What you have to do:
Reproduce the rows word for word, starting at the first one and stopping after the line that contains "Itemize the components". Leave out the pictures.

Supplied records:
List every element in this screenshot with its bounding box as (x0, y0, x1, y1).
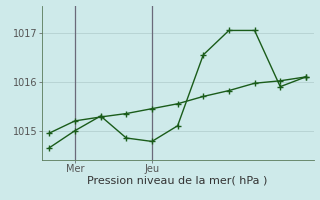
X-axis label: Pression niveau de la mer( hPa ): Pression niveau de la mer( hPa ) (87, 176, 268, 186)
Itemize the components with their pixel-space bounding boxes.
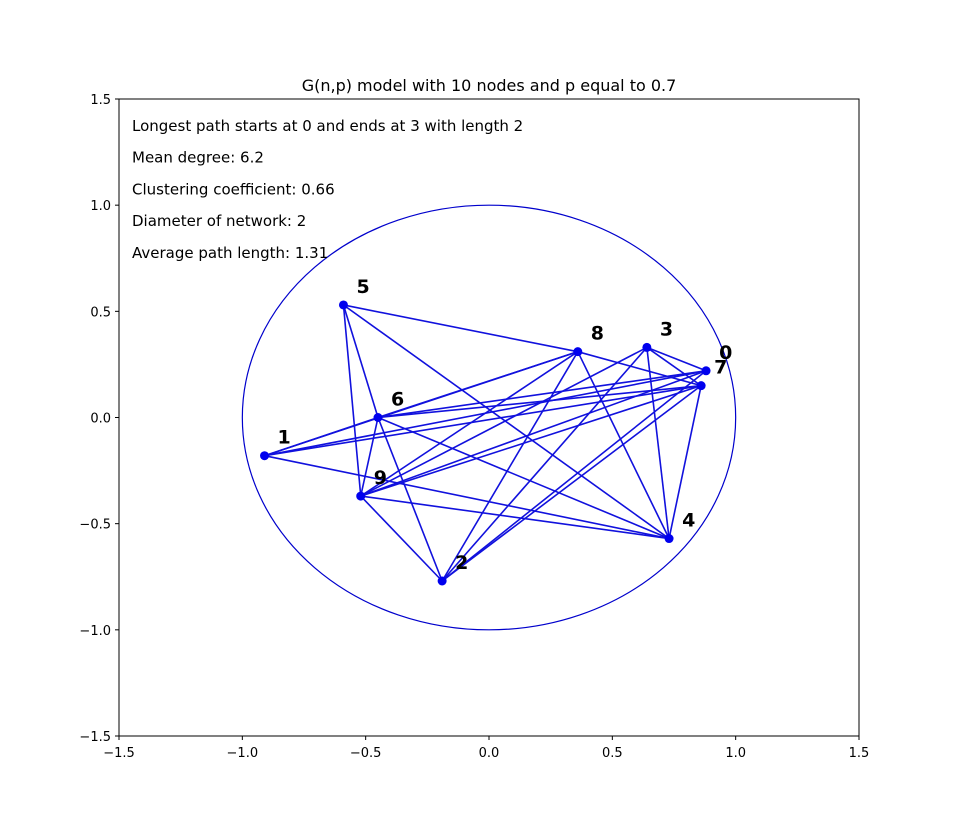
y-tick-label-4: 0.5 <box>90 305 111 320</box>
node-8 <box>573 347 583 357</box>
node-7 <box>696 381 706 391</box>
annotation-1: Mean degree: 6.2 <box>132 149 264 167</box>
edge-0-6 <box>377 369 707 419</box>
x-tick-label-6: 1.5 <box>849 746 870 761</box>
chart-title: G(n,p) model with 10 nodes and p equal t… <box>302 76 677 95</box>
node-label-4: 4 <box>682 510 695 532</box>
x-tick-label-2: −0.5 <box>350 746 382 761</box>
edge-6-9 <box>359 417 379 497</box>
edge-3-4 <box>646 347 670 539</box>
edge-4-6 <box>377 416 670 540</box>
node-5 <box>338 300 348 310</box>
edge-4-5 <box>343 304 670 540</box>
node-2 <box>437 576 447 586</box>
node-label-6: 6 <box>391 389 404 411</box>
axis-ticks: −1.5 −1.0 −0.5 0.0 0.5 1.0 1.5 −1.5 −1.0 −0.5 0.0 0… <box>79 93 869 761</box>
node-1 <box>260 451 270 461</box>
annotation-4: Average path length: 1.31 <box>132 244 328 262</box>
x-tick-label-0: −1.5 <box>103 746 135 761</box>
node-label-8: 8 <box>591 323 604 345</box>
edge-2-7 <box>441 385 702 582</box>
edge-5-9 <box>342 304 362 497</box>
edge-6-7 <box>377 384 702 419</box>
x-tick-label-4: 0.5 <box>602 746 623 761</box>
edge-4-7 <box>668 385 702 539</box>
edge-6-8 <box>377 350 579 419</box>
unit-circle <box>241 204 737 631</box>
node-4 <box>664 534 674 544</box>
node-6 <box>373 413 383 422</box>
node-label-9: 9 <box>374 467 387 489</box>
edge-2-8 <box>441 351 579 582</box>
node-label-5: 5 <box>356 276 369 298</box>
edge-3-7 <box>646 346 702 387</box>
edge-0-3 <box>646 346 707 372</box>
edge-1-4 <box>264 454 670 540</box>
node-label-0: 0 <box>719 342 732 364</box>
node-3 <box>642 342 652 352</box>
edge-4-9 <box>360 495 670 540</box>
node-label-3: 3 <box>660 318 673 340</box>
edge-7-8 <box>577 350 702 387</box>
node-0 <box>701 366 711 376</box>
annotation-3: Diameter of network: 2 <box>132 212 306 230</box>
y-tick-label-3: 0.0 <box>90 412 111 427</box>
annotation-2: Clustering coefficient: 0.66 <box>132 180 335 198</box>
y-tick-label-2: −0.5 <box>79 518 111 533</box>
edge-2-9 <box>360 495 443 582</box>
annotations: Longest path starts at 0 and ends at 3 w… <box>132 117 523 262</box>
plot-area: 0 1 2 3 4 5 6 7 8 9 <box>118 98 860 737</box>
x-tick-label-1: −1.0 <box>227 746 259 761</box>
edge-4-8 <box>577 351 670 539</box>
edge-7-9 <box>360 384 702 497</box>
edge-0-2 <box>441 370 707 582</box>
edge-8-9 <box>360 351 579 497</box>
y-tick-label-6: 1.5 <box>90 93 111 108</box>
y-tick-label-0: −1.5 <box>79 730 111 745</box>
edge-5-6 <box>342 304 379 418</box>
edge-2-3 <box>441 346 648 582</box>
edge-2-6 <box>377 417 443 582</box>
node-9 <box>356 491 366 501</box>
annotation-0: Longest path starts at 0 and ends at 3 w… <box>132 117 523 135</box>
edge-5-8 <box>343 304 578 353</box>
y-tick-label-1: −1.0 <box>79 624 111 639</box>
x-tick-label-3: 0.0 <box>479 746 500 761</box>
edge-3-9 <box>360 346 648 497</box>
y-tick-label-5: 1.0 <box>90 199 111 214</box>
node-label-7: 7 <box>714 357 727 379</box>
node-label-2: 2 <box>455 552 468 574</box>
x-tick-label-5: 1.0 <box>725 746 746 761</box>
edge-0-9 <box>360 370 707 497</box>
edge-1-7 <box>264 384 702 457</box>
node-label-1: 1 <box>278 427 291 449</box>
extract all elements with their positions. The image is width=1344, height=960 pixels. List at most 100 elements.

Written solution:
List every element in this screenshot with its bounding box as (x0, y0, x1, y1).
X-axis label: Pression niveau de la mer( hPa ): Pression niveau de la mer( hPa ) (87, 176, 268, 186)
Itemize the components with their pixel-space bounding boxes.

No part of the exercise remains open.